Available records:

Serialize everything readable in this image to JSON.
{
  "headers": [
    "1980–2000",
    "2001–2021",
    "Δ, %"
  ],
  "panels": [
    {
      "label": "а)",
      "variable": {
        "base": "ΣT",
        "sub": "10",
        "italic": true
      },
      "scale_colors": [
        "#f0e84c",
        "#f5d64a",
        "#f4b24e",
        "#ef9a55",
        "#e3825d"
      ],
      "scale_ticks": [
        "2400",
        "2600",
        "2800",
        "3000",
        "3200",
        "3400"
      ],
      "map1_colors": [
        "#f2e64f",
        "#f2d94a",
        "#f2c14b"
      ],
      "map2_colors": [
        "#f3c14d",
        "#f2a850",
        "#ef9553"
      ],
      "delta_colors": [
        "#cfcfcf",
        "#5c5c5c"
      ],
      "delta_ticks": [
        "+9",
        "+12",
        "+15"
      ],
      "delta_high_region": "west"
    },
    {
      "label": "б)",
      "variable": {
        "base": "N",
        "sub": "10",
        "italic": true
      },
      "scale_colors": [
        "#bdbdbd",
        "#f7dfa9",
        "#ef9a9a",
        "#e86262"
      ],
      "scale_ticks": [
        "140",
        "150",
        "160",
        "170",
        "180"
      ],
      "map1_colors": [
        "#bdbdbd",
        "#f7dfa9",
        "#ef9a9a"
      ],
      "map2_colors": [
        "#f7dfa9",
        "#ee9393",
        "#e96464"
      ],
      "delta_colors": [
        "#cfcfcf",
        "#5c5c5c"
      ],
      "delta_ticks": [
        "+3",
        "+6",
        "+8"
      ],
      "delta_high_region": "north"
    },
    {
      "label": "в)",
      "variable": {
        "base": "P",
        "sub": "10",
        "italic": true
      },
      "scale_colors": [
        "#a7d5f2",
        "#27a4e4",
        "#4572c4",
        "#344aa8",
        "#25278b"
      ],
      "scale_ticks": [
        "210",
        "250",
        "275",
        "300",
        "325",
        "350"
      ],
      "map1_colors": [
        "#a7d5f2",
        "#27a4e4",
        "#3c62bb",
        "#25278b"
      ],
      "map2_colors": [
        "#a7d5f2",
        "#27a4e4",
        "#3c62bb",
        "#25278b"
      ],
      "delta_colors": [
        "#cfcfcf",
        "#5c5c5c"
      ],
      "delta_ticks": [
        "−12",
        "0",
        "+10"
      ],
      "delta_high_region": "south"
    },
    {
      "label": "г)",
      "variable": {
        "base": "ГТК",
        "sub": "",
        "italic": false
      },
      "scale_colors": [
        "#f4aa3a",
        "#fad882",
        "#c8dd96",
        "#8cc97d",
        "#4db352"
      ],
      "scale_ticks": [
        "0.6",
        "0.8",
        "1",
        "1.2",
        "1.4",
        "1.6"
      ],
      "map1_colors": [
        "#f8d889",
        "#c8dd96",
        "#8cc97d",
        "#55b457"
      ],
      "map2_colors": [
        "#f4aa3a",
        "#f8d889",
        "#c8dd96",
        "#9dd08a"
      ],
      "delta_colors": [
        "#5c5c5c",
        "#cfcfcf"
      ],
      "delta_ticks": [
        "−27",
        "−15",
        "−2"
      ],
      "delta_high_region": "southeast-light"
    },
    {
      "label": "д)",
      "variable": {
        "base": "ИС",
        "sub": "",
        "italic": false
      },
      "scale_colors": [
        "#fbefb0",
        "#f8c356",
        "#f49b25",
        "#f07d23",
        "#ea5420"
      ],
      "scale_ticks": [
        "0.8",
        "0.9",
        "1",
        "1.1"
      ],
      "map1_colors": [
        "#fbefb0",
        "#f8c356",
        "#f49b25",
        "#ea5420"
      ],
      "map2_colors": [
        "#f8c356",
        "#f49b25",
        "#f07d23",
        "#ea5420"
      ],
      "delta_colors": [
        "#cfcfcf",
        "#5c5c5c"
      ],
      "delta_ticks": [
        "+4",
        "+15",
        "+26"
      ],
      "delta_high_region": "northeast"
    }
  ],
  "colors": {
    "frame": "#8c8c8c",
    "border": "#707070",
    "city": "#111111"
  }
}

Written request:
Reproduce each line of the material containing the word "label".

Complete output:
      "label": "а)",
      "label": "б)",
      "label": "в)",
      "label": "г)",
      "label": "д)",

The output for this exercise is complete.